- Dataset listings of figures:

※

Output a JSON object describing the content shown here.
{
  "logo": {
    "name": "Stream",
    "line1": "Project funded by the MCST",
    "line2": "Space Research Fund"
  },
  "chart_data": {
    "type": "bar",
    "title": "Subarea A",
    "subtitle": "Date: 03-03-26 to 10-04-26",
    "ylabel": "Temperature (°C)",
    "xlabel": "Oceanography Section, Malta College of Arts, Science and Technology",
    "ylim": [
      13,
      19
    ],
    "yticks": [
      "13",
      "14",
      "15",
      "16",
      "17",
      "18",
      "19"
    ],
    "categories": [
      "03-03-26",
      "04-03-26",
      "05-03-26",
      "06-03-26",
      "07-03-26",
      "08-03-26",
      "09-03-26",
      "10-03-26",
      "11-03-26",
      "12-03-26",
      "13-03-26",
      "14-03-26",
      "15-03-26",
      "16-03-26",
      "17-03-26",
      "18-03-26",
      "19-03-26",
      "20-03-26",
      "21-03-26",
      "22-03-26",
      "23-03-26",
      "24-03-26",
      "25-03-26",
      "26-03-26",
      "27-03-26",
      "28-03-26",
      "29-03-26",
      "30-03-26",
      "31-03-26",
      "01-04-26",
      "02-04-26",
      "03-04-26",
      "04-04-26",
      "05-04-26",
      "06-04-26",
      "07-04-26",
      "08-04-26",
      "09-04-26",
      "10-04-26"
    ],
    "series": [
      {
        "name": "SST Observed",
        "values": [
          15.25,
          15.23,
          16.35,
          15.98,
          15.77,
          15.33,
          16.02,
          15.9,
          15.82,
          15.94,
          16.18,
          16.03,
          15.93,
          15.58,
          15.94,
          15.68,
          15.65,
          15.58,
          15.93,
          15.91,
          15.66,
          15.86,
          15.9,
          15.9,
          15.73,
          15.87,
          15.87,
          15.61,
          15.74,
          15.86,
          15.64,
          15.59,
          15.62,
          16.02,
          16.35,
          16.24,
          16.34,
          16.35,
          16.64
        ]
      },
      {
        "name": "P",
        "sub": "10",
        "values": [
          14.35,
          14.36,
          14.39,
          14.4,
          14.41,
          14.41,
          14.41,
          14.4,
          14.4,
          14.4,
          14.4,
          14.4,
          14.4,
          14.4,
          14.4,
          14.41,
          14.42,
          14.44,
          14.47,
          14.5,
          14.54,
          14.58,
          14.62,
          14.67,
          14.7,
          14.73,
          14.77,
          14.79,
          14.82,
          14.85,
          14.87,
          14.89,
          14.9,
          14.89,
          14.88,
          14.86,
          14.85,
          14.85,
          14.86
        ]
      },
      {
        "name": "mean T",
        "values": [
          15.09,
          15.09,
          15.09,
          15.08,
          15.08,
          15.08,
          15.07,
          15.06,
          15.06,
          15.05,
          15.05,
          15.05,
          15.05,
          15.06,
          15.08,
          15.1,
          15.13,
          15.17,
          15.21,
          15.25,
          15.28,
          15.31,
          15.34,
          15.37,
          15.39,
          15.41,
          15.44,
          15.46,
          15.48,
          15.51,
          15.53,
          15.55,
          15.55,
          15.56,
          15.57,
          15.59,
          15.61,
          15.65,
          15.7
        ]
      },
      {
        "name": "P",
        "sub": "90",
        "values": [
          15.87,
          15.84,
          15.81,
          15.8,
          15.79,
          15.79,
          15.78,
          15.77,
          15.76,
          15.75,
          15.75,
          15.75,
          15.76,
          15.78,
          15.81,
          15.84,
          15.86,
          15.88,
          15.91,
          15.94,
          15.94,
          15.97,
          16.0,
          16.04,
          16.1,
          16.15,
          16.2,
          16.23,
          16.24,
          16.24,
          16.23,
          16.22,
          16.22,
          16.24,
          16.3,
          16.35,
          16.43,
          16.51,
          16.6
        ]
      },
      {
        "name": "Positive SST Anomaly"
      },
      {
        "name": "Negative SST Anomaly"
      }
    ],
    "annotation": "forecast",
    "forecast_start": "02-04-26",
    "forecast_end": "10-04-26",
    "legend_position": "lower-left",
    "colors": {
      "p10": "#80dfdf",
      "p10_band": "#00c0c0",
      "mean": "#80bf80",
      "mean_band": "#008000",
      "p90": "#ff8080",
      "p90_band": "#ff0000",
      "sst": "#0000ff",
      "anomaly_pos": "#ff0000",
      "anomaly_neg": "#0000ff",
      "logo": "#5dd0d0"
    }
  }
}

※

- GIVEN INSTRUCTION: Please repeat the listing exactly, with nothing left out.

- ANSWER IN FULL:
Output a JSON object describing the content shown here.
{
  "logo": {
    "name": "Stream",
    "line1": "Project funded by the MCST",
    "line2": "Space Research Fund"
  },
  "chart_data": {
    "type": "bar",
    "title": "Subarea A",
    "subtitle": "Date: 03-03-26 to 10-04-26",
    "ylabel": "Temperature (°C)",
    "xlabel": "Oceanography Section, Malta College of Arts, Science and Technology",
    "ylim": [
      13,
      19
    ],
    "yticks": [
      "13",
      "14",
      "15",
      "16",
      "17",
      "18",
      "19"
    ],
    "categories": [
      "03-03-26",
      "04-03-26",
      "05-03-26",
      "06-03-26",
      "07-03-26",
      "08-03-26",
      "09-03-26",
      "10-03-26",
      "11-03-26",
      "12-03-26",
      "13-03-26",
      "14-03-26",
      "15-03-26",
      "16-03-26",
      "17-03-26",
      "18-03-26",
      "19-03-26",
      "20-03-26",
      "21-03-26",
      "22-03-26",
      "23-03-26",
      "24-03-26",
      "25-03-26",
      "26-03-26",
      "27-03-26",
      "28-03-26",
      "29-03-26",
      "30-03-26",
      "31-03-26",
      "01-04-26",
      "02-04-26",
      "03-04-26",
      "04-04-26",
      "05-04-26",
      "06-04-26",
      "07-04-26",
      "08-04-26",
      "09-04-26",
      "10-04-26"
    ],
    "series": [
      {
        "name": "SST Observed",
        "values": [
          15.25,
          15.23,
          16.35,
          15.98,
          15.77,
          15.33,
          16.02,
          15.9,
          15.82,
          15.94,
          16.18,
          16.03,
          15.93,
          15.58,
          15.94,
          15.68,
          15.65,
          15.58,
          15.93,
          15.91,
          15.66,
          15.86,
          15.9,
          15.9,
          15.73,
          15.87,
          15.87,
          15.61,
          15.74,
          15.86,
          15.64,
          15.59,
          15.62,
          16.02,
          16.35,
          16.24,
          16.34,
          16.35,
          16.64
        ]
      },
      {
        "name": "P",
        "sub": "10",
        "values": [
          14.35,
          14.36,
          14.39,
          14.4,
          14.41,
          14.41,
          14.41,
          14.4,
          14.4,
          14.4,
          14.4,
          14.4,
          14.4,
          14.4,
          14.4,
          14.41,
          14.42,
          14.44,
          14.47,
          14.5,
          14.54,
          14.58,
          14.62,
          14.67,
          14.7,
          14.73,
          14.77,
          14.79,
          14.82,
          14.85,
          14.87,
          14.89,
          14.9,
          14.89,
          14.88,
          14.86,
          14.85,
          14.85,
          14.86
        ]
      },
      {
        "name": "mean T",
        "values": [
          15.09,
          15.09,
          15.09,
          15.08,
          15.08,
          15.08,
          15.07,
          15.06,
          15.06,
          15.05,
          15.05,
          15.05,
          15.05,
          15.06,
          15.08,
          15.1,
          15.13,
          15.17,
          15.21,
          15.25,
          15.28,
          15.31,
          15.34,
          15.37,
          15.39,
          15.41,
          15.44,
          15.46,
          15.48,
          15.51,
          15.53,
          15.55,
          15.55,
          15.56,
          15.57,
          15.59,
          15.61,
          15.65,
          15.7
        ]
      },
      {
        "name": "P",
        "sub": "90",
        "values": [
          15.87,
          15.84,
          15.81,
          15.8,
          15.79,
          15.79,
          15.78,
          15.77,
          15.76,
          15.75,
          15.75,
          15.75,
          15.76,
          15.78,
          15.81,
          15.84,
          15.86,
          15.88,
          15.91,
          15.94,
          15.94,
          15.97,
          16.0,
          16.04,
          16.1,
          16.15,
          16.2,
          16.23,
          16.24,
          16.24,
          16.23,
          16.22,
          16.22,
          16.24,
          16.3,
          16.35,
          16.43,
          16.51,
          16.6
        ]
      },
      {
        "name": "Positive SST Anomaly"
      },
      {
        "name": "Negative SST Anomaly"
      }
    ],
    "annotation": "forecast",
    "forecast_start": "02-04-26",
    "forecast_end": "10-04-26",
    "legend_position": "lower-left",
    "colors": {
      "p10": "#80dfdf",
      "p10_band": "#00c0c0",
      "mean": "#80bf80",
      "mean_band": "#008000",
      "p90": "#ff8080",
      "p90_band": "#ff0000",
      "sst": "#0000ff",
      "anomaly_pos": "#ff0000",
      "anomaly_neg": "#0000ff",
      "logo": "#5dd0d0"
    }
  }
}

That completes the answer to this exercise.